# Task directions
Below are some records; repeat them all exactly, minus the pictures.

# Dataset items
· · · · · · ·

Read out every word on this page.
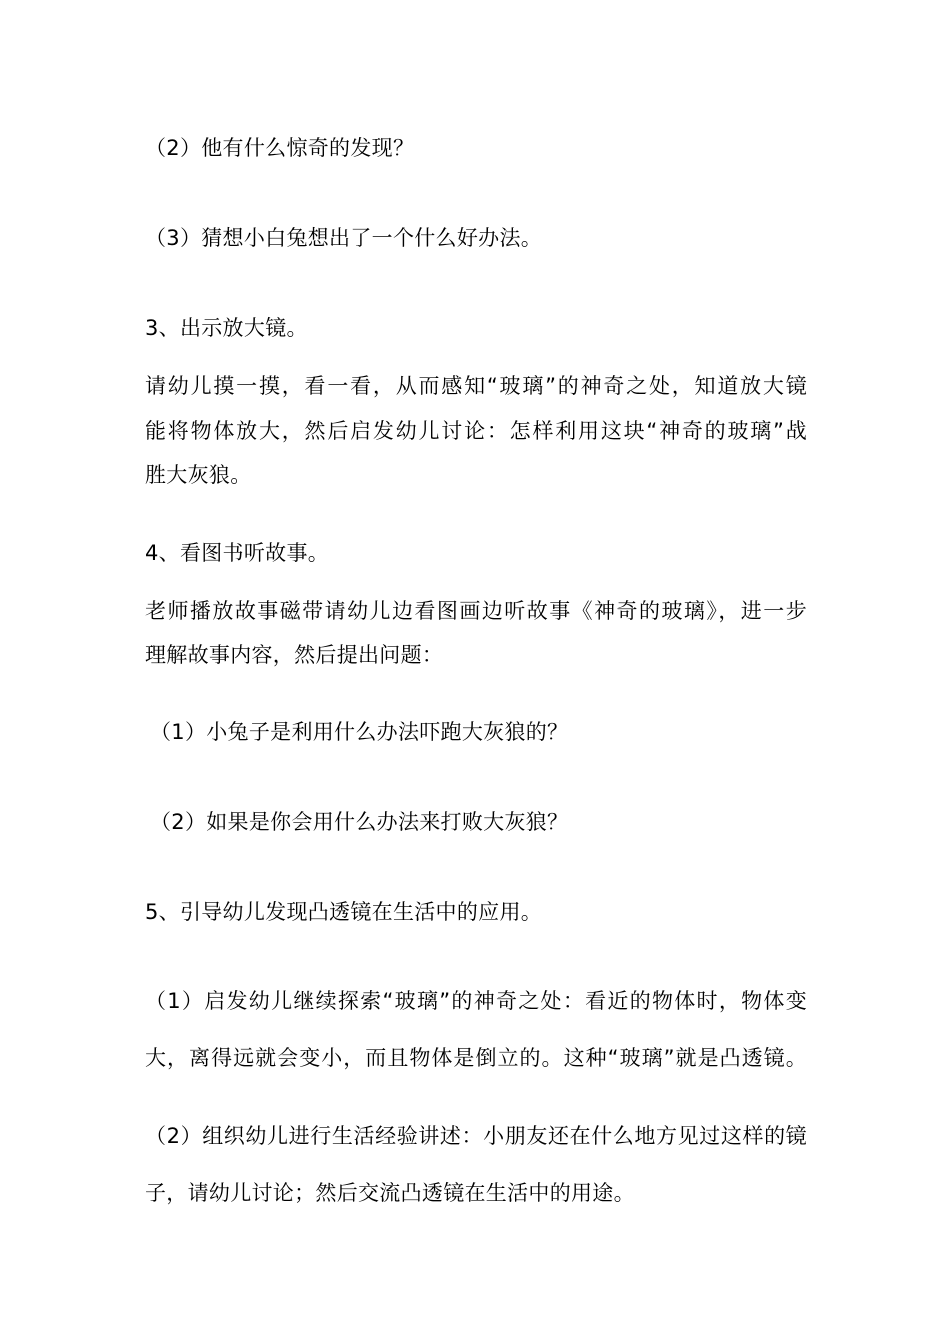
（2）他有什么惊奇的发现？
（3）猜想小白兔想出了一个什么好办法。
3、出示放大镜。
请幼儿摸一摸，看一看，从而感知“玻璃”的神奇之处，知道放大镜
能将物体放大，然后启发幼儿讨论：怎样利用这块“神奇的玻璃”战
胜大灰狼。
4、看图书听故事。
老师播放故事磁带请幼儿边看图画边听故事《神奇的玻璃》，进一步
理解故事内容，然后提出问题：
（1）小兔子是利用什么办法吓跑大灰狼的？
（2）如果是你会用什么办法来打败大灰狼？
5、引导幼儿发现凸透镜在生活中的应用。
（1）启发幼儿继续探索“玻璃”的神奇之处：看近的物体时，物体变
大，离得远就会变小，而且物体是倒立的。这种“玻璃”就是凸透镜。
（2）组织幼儿进行生活经验讲述：小朋友还在什么地方见过这样的镜
子，请幼儿讨论；然后交流凸透镜在生活中的用途。
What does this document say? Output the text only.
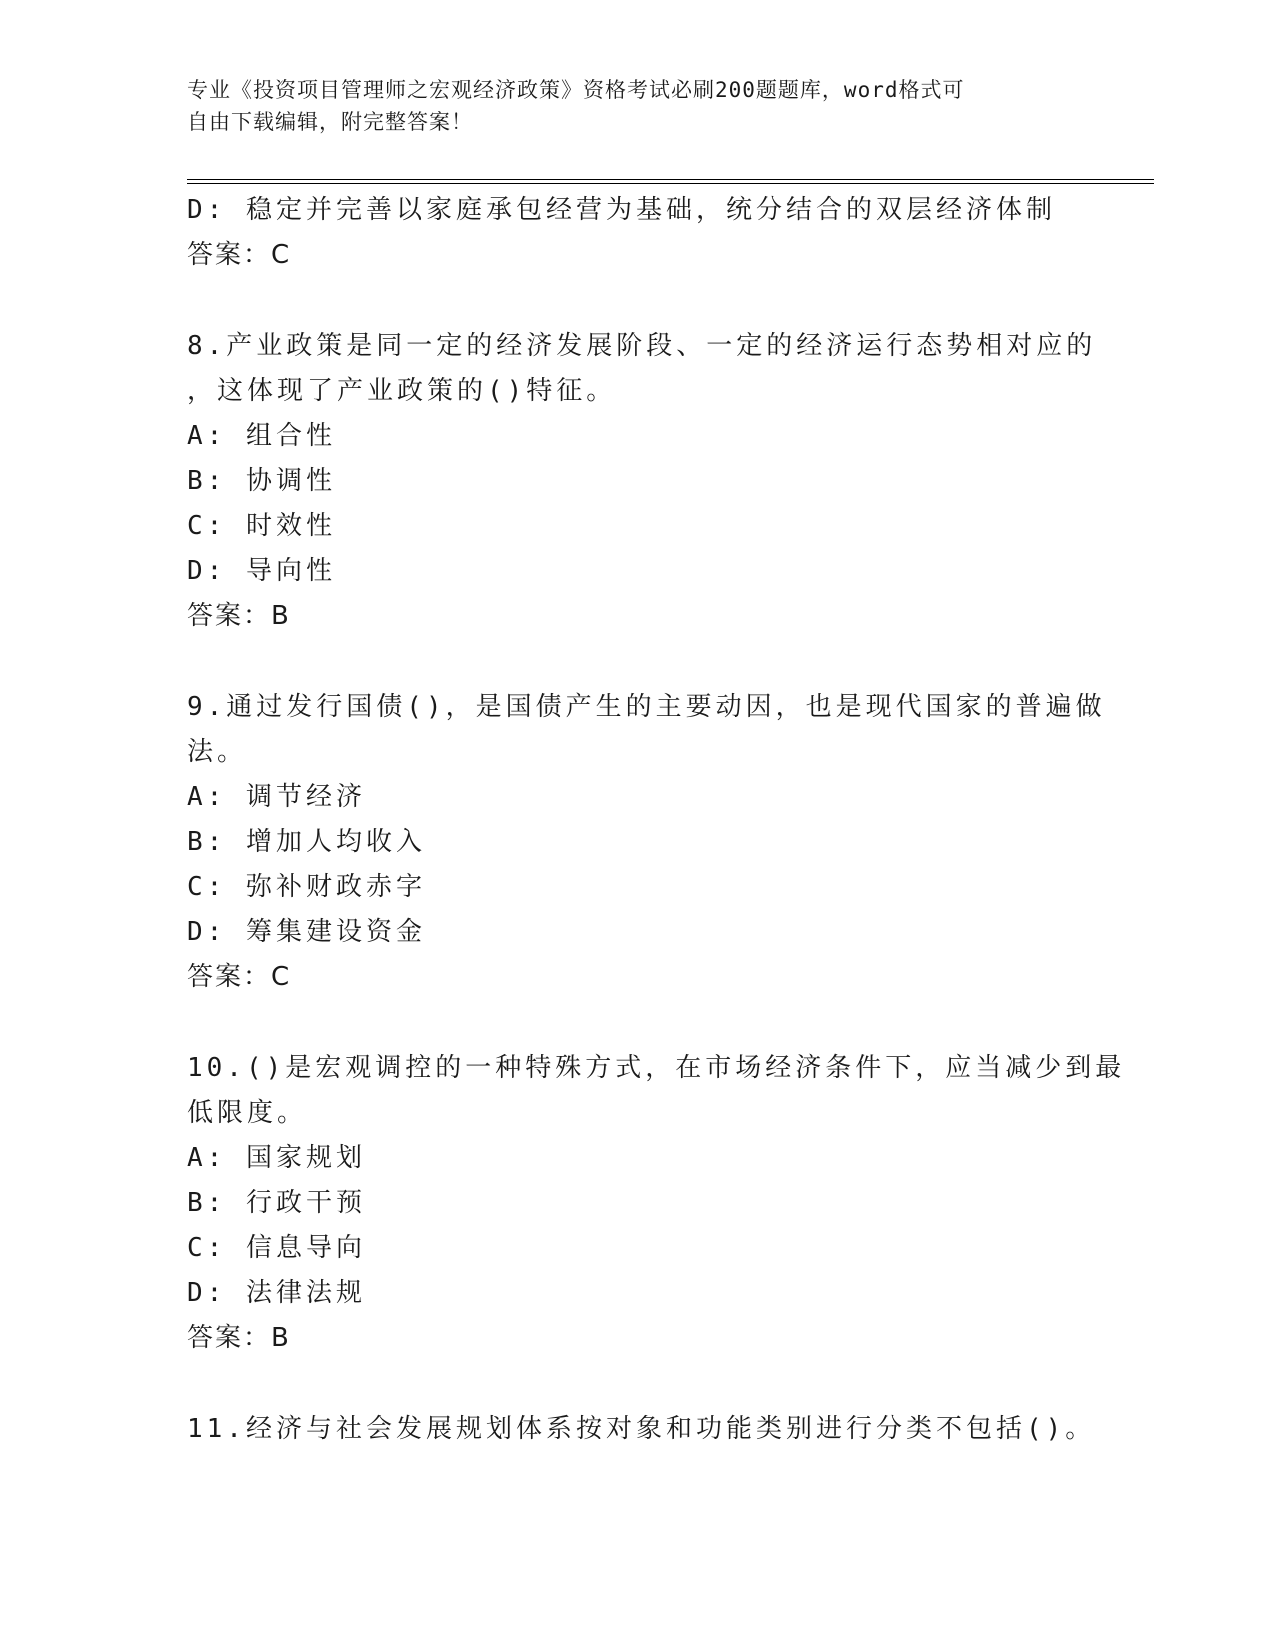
专业《投资项目管理师之宏观经济政策》资格考试必刷200题题库，word格式可
自由下载编辑，附完整答案！
D: 稳定并完善以家庭承包经营为基础，统分结合的双层经济体制
答案：C
8.产业政策是同一定的经济发展阶段、一定的经济运行态势相对应的
，这体现了产业政策的()特征。
A: 组合性
B: 协调性
C: 时效性
D: 导向性
答案：B
9.通过发行国债()，是国债产生的主要动因，也是现代国家的普遍做
法。
A: 调节经济
B: 增加人均收入
C: 弥补财政赤字
D: 筹集建设资金
答案：C
10.()是宏观调控的一种特殊方式，在市场经济条件下，应当减少到最
低限度。
A: 国家规划
B: 行政干预
C: 信息导向
D: 法律法规
答案：B
11.经济与社会发展规划体系按对象和功能类别进行分类不包括()。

· · · · · · ·

# Task solution
Read out every word on this page.
（2）他有什么惊奇的发现？
（3）猜想小白兔想出了一个什么好办法。
3、出示放大镜。
请幼儿摸一摸，看一看，从而感知“玻璃”的神奇之处，知道放大镜
能将物体放大，然后启发幼儿讨论：怎样利用这块“神奇的玻璃”战
胜大灰狼。
4、看图书听故事。
老师播放故事磁带请幼儿边看图画边听故事《神奇的玻璃》，进一步
理解故事内容，然后提出问题：
（1）小兔子是利用什么办法吓跑大灰狼的？
（2）如果是你会用什么办法来打败大灰狼？
5、引导幼儿发现凸透镜在生活中的应用。
（1）启发幼儿继续探索“玻璃”的神奇之处：看近的物体时，物体变
大，离得远就会变小，而且物体是倒立的。这种“玻璃”就是凸透镜。
（2）组织幼儿进行生活经验讲述：小朋友还在什么地方见过这样的镜
子，请幼儿讨论；然后交流凸透镜在生活中的用途。
What does this document say? Output the text only.
专业《投资项目管理师之宏观经济政策》资格考试必刷200题题库，word格式可
自由下载编辑，附完整答案！
D: 稳定并完善以家庭承包经营为基础，统分结合的双层经济体制
答案：C
8.产业政策是同一定的经济发展阶段、一定的经济运行态势相对应的
，这体现了产业政策的()特征。
A: 组合性
B: 协调性
C: 时效性
D: 导向性
答案：B
9.通过发行国债()，是国债产生的主要动因，也是现代国家的普遍做
法。
A: 调节经济
B: 增加人均收入
C: 弥补财政赤字
D: 筹集建设资金
答案：C
10.()是宏观调控的一种特殊方式，在市场经济条件下，应当减少到最
低限度。
A: 国家规划
B: 行政干预
C: 信息导向
D: 法律法规
答案：B
11.经济与社会发展规划体系按对象和功能类别进行分类不包括()。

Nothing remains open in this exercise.